** start of Raw data **

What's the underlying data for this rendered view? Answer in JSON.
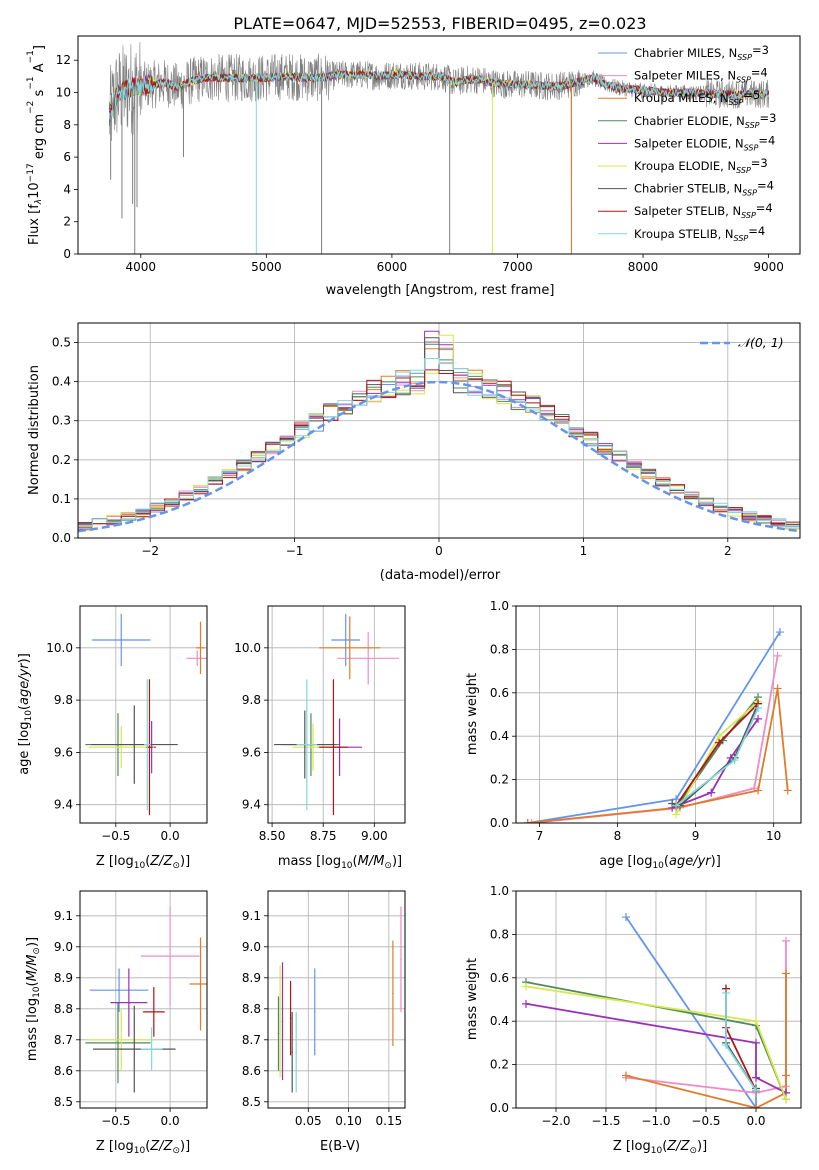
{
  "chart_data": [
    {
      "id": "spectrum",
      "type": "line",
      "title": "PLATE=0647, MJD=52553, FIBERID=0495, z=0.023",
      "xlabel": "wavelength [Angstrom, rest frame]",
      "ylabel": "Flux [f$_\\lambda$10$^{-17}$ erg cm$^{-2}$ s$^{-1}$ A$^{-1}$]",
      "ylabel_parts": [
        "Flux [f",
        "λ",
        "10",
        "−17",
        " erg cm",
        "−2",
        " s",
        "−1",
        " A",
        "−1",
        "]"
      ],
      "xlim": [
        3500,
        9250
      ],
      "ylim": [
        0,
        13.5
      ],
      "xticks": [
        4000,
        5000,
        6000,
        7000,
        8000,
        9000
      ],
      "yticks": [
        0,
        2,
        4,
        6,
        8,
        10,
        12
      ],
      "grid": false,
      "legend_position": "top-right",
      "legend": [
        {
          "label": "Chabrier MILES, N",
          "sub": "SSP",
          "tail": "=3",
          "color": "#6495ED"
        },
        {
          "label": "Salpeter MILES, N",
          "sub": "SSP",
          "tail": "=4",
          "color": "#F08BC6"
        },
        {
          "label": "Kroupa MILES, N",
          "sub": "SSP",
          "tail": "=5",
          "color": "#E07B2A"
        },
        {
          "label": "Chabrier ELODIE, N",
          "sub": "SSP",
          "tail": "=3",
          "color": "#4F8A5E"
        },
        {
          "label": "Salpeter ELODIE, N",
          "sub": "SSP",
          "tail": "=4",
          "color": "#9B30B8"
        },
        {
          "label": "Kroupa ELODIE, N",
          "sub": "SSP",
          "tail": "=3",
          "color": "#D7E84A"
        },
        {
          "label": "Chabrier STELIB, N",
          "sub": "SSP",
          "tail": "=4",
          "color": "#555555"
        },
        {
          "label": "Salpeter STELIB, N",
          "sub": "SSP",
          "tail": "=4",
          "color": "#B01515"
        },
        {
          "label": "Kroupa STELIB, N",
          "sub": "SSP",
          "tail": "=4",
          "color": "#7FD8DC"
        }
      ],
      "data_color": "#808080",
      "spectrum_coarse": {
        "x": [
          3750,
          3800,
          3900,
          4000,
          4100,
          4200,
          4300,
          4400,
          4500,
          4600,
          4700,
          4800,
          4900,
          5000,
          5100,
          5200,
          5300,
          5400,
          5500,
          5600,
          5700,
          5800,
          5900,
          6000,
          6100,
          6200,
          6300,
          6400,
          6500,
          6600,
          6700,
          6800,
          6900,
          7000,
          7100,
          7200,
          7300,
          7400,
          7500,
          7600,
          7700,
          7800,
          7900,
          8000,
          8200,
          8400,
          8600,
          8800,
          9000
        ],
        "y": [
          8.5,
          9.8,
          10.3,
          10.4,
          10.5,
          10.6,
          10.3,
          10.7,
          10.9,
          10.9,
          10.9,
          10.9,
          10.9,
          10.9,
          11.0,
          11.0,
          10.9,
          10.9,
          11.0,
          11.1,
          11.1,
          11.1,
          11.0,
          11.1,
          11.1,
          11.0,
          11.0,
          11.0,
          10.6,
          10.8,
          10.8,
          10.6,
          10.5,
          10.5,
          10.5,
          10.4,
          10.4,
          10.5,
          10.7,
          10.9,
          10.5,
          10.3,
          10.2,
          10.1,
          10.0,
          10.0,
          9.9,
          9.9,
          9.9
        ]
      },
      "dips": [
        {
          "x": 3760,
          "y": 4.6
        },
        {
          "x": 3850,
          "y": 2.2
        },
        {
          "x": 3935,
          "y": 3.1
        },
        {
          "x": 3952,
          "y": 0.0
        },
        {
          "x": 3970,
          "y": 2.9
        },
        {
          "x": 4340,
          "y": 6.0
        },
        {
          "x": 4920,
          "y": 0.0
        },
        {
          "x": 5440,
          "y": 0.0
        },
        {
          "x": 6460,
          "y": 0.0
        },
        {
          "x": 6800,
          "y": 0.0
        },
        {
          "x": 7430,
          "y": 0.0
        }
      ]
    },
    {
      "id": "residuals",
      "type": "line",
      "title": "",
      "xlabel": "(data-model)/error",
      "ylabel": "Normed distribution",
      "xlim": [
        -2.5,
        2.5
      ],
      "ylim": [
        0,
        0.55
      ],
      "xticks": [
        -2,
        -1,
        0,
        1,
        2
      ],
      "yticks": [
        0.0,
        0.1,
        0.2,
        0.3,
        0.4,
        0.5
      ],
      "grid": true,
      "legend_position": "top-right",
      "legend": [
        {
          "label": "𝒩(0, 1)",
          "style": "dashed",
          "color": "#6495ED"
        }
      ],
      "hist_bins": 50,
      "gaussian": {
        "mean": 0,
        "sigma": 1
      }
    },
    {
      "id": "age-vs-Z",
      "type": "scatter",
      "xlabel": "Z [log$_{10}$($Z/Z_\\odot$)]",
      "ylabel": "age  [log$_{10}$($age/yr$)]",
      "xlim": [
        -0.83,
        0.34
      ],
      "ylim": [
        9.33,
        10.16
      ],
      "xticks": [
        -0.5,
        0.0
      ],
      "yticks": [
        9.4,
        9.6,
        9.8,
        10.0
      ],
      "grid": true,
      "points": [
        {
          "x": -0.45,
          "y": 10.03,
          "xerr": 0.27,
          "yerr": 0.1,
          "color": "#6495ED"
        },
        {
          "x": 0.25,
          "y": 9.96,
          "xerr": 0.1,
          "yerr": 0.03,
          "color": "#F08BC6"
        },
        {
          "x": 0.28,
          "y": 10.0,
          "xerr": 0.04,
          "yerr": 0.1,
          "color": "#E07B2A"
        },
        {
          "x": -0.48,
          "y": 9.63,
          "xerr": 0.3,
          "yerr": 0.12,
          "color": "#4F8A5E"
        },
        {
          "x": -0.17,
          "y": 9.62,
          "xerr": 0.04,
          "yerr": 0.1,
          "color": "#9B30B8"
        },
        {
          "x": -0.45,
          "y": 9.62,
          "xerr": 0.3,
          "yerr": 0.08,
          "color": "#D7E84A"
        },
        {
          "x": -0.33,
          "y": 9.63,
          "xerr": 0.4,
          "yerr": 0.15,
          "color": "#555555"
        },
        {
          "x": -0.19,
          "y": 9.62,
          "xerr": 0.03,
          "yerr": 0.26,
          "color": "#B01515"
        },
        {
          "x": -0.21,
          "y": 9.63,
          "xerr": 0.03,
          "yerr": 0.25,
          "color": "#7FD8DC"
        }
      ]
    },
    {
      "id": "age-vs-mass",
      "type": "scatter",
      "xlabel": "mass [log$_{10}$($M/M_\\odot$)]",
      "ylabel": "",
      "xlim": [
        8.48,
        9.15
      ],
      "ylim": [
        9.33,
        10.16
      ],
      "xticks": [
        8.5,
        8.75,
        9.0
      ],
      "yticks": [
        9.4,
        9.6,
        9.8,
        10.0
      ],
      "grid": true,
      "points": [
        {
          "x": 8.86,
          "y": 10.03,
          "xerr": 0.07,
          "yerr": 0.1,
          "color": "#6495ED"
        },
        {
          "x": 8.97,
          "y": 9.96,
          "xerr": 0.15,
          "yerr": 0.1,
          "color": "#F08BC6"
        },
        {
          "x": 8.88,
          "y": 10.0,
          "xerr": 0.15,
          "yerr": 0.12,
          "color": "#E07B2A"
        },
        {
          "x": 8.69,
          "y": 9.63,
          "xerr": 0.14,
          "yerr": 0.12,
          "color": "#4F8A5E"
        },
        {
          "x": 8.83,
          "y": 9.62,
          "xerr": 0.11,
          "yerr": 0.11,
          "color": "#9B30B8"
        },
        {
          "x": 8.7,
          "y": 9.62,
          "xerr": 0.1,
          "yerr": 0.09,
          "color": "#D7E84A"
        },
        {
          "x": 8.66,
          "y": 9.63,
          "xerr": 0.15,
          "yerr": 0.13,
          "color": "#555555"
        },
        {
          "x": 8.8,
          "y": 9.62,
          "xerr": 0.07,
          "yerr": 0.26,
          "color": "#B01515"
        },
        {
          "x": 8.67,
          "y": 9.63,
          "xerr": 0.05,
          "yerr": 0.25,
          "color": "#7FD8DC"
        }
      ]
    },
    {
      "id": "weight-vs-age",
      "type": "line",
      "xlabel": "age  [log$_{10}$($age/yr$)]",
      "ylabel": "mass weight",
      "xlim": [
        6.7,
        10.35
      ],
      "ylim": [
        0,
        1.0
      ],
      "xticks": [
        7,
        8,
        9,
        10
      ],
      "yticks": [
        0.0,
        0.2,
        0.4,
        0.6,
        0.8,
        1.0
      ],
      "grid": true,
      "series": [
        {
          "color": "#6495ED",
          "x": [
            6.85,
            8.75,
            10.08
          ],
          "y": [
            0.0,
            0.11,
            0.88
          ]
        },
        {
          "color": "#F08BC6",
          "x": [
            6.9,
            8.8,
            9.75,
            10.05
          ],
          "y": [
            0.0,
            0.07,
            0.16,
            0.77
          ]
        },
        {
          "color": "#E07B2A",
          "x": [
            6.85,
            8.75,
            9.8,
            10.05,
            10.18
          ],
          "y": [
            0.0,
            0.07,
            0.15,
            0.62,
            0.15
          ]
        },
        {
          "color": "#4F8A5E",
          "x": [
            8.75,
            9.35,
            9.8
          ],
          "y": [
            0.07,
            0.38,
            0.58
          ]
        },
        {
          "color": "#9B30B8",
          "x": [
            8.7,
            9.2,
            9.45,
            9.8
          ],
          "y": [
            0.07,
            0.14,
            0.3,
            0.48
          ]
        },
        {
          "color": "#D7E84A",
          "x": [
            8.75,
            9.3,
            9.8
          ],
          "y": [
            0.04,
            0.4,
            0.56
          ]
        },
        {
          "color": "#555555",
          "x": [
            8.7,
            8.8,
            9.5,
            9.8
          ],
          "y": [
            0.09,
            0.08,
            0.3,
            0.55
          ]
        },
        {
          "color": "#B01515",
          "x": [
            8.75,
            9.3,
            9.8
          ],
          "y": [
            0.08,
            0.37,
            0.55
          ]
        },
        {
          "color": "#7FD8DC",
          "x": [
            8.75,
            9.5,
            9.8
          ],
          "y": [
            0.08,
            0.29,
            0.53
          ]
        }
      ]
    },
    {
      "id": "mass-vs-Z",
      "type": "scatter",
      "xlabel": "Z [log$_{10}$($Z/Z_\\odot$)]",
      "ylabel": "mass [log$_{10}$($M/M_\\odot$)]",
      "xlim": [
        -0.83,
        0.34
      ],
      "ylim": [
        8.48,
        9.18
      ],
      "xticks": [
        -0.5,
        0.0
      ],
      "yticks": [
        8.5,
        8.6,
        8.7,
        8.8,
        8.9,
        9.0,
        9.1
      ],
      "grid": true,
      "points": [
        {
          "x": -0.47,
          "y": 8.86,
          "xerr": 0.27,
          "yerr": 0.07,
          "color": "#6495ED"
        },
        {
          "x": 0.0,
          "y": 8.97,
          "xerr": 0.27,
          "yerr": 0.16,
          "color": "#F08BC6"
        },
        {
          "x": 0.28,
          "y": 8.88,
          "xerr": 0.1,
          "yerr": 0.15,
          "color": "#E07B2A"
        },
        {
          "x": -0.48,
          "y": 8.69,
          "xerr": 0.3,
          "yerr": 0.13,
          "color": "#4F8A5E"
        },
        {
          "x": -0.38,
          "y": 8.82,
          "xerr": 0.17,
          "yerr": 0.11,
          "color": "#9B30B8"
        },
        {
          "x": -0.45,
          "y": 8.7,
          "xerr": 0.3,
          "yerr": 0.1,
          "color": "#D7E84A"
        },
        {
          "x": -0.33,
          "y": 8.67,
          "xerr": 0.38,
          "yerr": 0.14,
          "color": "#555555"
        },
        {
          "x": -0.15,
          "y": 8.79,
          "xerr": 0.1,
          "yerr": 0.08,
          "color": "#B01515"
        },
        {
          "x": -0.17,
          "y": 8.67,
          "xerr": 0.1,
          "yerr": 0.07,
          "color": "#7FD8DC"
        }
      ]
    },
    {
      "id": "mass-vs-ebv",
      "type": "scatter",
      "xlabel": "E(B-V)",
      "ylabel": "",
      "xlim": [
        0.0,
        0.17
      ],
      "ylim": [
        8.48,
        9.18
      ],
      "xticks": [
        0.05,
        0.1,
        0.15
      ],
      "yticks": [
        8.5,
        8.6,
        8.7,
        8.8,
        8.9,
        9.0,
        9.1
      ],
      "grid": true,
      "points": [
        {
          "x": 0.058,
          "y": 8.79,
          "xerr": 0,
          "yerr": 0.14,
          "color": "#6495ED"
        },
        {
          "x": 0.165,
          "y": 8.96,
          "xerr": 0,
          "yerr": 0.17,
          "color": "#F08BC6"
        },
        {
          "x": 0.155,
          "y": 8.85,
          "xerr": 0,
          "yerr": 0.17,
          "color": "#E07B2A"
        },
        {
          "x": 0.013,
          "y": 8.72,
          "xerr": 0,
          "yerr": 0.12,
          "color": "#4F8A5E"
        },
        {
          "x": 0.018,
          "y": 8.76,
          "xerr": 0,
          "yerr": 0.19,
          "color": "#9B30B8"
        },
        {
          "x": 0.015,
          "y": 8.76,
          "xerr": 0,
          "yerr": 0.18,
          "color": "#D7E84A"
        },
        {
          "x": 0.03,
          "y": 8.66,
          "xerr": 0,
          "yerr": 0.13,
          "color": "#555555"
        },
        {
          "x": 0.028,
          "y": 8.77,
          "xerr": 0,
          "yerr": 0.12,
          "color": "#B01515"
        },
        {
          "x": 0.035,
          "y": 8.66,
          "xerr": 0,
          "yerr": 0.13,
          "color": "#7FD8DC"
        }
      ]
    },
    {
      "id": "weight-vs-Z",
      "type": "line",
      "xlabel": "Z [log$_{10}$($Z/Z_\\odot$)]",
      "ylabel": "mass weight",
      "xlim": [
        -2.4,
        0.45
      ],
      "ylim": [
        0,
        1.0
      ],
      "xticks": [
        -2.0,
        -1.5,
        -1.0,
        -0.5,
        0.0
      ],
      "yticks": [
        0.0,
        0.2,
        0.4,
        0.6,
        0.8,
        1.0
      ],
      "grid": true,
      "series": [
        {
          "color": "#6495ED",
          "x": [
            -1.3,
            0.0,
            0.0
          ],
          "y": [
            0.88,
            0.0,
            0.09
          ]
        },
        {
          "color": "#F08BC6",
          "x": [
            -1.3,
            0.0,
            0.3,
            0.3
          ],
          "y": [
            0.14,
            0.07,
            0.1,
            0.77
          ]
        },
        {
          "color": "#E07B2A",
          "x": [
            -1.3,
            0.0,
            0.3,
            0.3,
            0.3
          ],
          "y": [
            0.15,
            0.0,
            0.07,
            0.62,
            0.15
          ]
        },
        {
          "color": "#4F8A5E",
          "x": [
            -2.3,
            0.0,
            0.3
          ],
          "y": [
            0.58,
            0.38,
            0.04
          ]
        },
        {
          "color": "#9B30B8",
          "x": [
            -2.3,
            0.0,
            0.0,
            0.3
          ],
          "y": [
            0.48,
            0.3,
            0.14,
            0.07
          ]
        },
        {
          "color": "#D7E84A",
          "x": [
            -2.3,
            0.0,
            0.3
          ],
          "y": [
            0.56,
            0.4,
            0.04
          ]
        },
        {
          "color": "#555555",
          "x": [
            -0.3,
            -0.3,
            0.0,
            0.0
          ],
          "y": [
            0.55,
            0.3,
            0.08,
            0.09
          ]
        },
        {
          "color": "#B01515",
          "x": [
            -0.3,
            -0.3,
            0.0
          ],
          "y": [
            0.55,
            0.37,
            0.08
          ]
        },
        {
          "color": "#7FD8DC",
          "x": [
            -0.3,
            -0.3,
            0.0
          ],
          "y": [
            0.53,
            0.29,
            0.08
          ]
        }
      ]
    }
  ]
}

** end of Raw data **

* _To do_: All lines of the data above that include the word "STELIB" must be shown.

* _Reply_:
          "label": "Chabrier STELIB, N",
          "label": "Salpeter STELIB, N",
          "label": "Kroupa STELIB, N",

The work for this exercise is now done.